--- Begin ---

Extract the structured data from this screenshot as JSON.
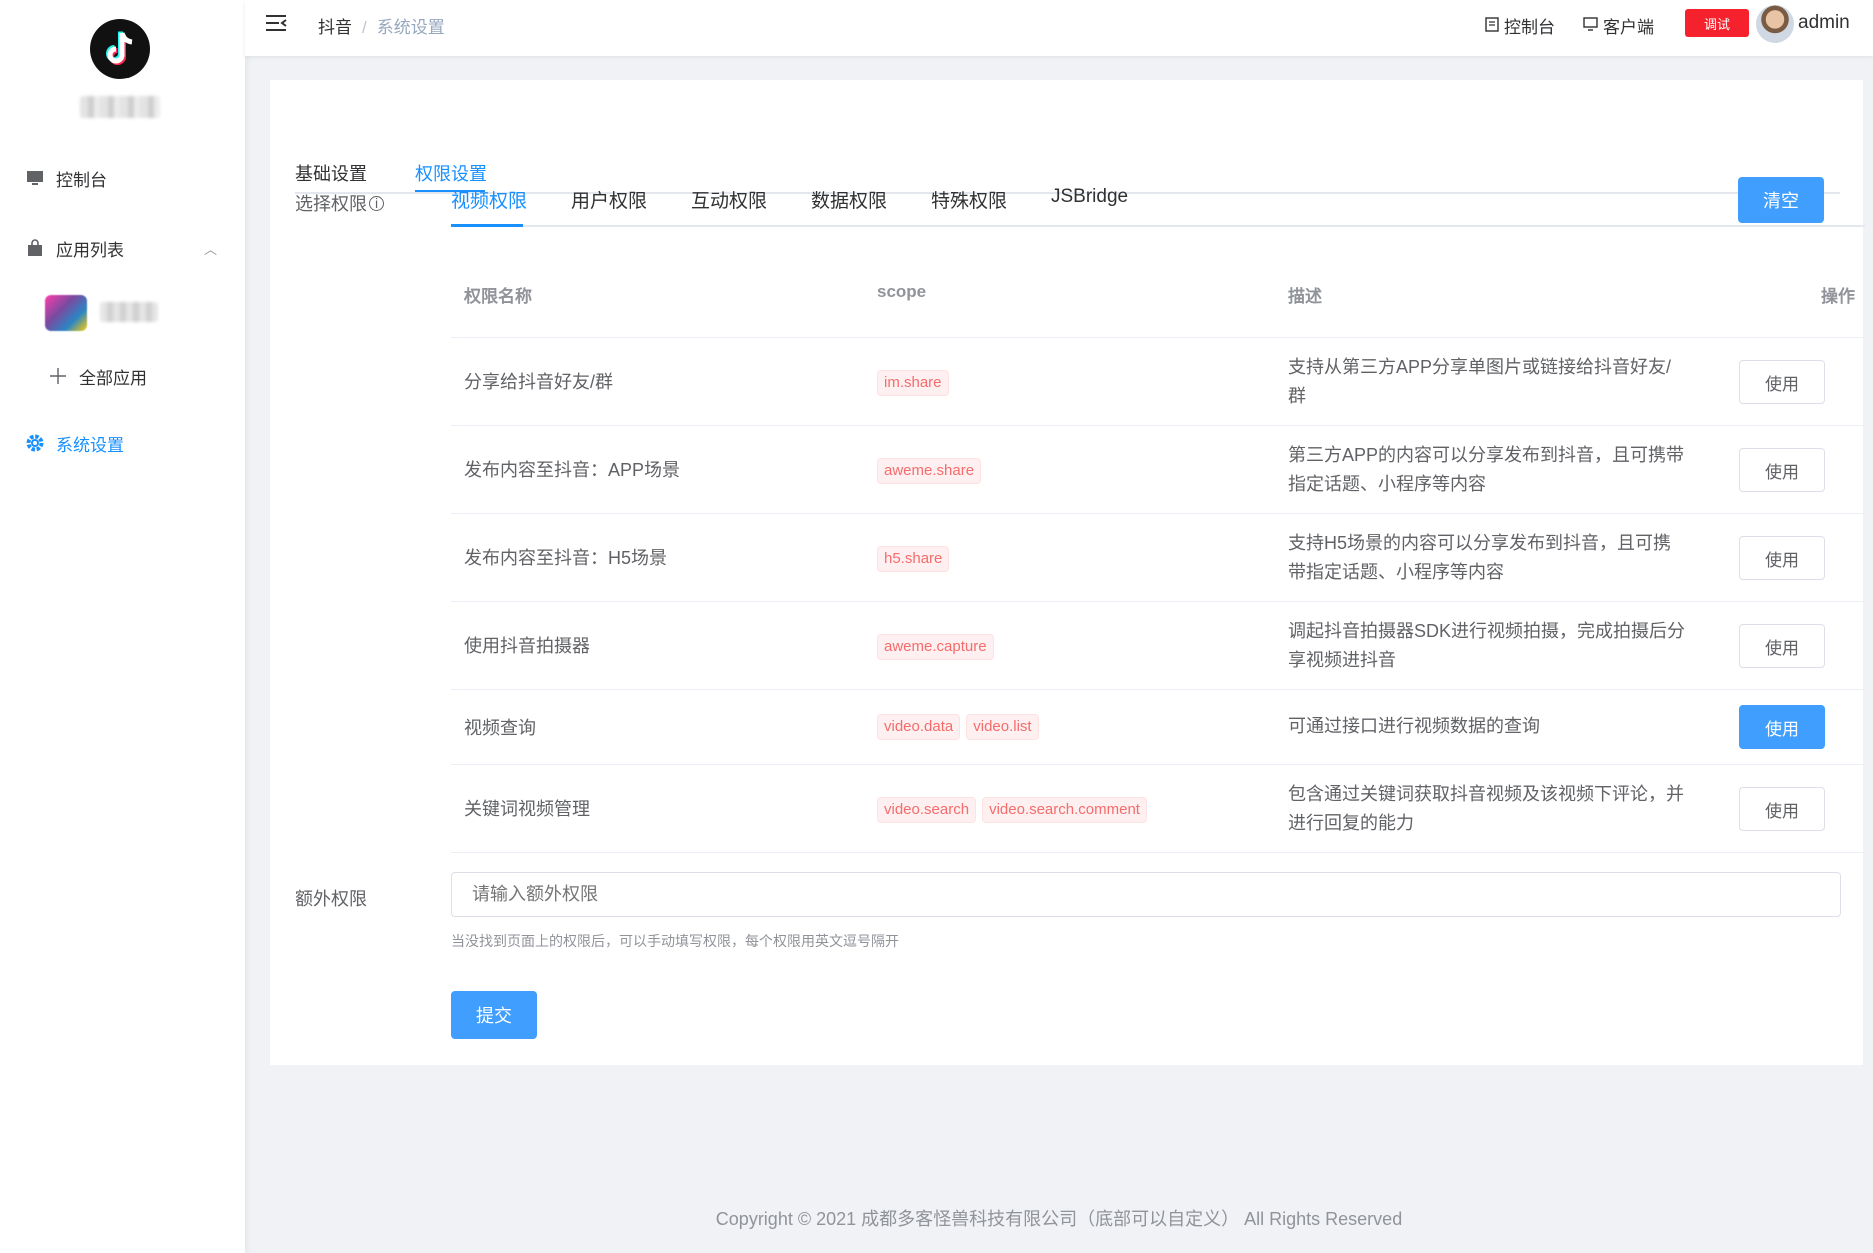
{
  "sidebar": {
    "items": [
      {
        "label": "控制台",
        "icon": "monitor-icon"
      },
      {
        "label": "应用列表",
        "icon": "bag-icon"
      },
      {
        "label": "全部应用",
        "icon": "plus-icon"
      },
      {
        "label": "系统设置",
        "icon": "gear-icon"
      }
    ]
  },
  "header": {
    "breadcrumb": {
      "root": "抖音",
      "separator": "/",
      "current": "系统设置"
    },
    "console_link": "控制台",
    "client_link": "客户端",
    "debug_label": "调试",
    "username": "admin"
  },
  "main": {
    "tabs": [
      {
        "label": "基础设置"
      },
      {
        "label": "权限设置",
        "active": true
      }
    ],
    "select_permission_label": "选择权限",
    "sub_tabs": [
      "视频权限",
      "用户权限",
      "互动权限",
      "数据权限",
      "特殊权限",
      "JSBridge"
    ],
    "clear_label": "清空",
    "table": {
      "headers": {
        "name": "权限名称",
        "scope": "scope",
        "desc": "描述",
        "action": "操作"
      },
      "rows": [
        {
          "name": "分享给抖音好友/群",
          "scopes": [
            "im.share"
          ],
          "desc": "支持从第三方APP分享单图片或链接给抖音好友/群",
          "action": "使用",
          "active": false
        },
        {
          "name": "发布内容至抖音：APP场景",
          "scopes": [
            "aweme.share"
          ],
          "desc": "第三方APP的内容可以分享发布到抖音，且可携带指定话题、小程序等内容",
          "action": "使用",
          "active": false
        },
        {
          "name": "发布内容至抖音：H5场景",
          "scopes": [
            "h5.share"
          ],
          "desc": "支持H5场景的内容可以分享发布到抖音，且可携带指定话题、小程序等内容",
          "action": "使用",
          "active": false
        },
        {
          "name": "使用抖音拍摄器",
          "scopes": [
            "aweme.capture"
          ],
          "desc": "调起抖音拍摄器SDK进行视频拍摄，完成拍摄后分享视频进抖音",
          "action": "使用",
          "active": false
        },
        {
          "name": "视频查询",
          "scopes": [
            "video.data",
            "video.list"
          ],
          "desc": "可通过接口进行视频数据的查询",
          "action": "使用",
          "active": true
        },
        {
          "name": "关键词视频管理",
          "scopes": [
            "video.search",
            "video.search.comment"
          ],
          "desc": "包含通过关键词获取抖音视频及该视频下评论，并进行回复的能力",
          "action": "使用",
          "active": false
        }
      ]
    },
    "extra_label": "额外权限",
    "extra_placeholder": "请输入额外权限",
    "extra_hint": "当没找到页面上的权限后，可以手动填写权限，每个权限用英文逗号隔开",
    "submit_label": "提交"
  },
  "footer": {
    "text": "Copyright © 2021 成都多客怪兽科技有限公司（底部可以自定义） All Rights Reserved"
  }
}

--- End ---

Copy each line of the listing that holds the word "小程序等内容".

◆ COMPLETE OUTPUT:
          "desc": "第三方APP的内容可以分享发布到抖音，且可携带指定话题、小程序等内容",
          "desc": "支持H5场景的内容可以分享发布到抖音，且可携带指定话题、小程序等内容",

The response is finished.